* **Task brief**
Using the records provided below, locate and copy each line that contains the word "健康骨骼".

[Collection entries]
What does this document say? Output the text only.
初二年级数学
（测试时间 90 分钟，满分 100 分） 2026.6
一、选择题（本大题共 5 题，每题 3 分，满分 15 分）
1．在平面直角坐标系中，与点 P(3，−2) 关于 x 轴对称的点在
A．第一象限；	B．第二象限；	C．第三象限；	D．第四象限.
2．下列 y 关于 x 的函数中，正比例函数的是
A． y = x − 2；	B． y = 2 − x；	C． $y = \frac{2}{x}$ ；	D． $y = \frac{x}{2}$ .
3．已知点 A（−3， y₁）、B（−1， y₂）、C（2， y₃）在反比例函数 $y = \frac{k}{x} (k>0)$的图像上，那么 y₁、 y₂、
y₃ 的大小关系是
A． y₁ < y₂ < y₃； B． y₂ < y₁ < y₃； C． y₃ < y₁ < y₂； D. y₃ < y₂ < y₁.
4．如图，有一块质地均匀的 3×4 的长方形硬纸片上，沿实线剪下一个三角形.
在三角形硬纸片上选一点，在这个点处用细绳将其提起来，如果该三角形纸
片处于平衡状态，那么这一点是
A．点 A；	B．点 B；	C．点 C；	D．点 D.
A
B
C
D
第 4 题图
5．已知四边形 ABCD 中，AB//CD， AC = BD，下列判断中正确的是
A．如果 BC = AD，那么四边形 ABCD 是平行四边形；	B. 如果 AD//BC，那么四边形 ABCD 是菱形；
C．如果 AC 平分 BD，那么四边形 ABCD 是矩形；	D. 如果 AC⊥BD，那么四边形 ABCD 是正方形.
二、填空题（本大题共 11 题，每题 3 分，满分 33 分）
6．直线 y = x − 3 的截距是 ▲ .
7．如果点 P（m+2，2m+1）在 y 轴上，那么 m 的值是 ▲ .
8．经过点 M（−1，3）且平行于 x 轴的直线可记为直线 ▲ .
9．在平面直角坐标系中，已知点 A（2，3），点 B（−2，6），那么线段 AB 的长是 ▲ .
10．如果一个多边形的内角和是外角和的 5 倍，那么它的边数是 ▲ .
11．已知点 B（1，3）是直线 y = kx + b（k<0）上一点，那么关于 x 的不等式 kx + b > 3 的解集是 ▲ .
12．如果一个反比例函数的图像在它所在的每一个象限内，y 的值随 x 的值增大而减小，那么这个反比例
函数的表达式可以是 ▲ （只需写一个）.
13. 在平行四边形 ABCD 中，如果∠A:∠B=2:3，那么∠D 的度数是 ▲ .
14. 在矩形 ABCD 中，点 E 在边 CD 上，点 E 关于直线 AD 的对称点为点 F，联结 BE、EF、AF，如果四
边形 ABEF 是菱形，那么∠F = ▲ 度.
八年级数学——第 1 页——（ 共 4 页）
==
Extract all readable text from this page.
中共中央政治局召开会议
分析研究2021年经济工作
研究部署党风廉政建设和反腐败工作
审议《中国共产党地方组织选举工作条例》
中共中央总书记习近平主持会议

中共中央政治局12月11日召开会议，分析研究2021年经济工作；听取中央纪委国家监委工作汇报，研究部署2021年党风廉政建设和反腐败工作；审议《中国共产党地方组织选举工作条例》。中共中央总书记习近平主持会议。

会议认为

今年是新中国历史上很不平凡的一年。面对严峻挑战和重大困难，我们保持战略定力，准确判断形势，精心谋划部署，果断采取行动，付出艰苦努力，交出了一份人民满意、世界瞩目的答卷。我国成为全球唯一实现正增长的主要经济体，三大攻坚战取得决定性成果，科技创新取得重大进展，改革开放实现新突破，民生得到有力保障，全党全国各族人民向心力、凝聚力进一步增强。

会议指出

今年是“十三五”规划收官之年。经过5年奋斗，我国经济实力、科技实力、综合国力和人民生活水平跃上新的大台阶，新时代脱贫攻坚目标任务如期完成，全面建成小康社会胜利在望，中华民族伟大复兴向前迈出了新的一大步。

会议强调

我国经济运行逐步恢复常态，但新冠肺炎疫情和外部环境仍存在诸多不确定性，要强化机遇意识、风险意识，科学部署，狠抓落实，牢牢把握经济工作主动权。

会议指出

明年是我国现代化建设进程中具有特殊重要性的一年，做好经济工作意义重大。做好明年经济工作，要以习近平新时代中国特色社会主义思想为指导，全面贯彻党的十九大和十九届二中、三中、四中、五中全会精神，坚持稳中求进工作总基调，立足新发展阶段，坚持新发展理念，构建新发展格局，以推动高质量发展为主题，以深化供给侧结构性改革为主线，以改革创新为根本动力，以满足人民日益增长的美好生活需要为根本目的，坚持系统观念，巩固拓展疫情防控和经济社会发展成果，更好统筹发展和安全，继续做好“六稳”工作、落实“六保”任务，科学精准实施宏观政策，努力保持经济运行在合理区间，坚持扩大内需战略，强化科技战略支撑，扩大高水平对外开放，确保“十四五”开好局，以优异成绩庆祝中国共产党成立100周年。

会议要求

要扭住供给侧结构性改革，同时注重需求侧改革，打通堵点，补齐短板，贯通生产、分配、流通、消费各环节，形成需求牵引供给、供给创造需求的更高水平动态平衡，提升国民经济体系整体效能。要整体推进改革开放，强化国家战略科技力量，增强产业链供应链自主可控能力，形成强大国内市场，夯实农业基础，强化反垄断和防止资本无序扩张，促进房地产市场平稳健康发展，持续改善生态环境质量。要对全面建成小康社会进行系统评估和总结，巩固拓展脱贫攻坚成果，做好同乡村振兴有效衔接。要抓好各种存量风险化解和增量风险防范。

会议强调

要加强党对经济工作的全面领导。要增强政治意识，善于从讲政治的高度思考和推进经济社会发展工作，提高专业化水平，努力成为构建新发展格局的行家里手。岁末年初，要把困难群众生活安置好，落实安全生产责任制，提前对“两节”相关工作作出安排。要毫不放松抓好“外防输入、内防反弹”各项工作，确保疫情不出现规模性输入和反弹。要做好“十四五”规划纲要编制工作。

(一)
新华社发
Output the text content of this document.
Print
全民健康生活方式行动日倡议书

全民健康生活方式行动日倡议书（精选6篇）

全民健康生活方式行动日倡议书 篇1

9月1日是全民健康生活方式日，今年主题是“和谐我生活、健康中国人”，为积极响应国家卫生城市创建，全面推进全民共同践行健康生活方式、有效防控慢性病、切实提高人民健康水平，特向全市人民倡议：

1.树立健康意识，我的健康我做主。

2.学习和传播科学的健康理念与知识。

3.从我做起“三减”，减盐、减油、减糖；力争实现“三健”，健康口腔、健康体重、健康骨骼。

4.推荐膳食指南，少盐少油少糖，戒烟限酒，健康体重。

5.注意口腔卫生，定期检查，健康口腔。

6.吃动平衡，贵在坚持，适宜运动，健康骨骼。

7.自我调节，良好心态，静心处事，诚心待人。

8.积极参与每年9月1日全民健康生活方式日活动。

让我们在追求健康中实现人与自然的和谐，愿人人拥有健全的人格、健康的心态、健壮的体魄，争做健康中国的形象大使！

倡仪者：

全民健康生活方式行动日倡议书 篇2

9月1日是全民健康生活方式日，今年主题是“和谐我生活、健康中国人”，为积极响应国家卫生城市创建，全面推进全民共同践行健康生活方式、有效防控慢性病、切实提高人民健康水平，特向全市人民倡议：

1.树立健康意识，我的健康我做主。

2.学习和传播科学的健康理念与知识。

* **Written reply**
3.从我做起“三减”，减盐、减油、减糖；力争实现“三健”，健康口腔、健康体重、健康骨骼。
6.吃动平衡，贵在坚持，适宜运动，健康骨骼。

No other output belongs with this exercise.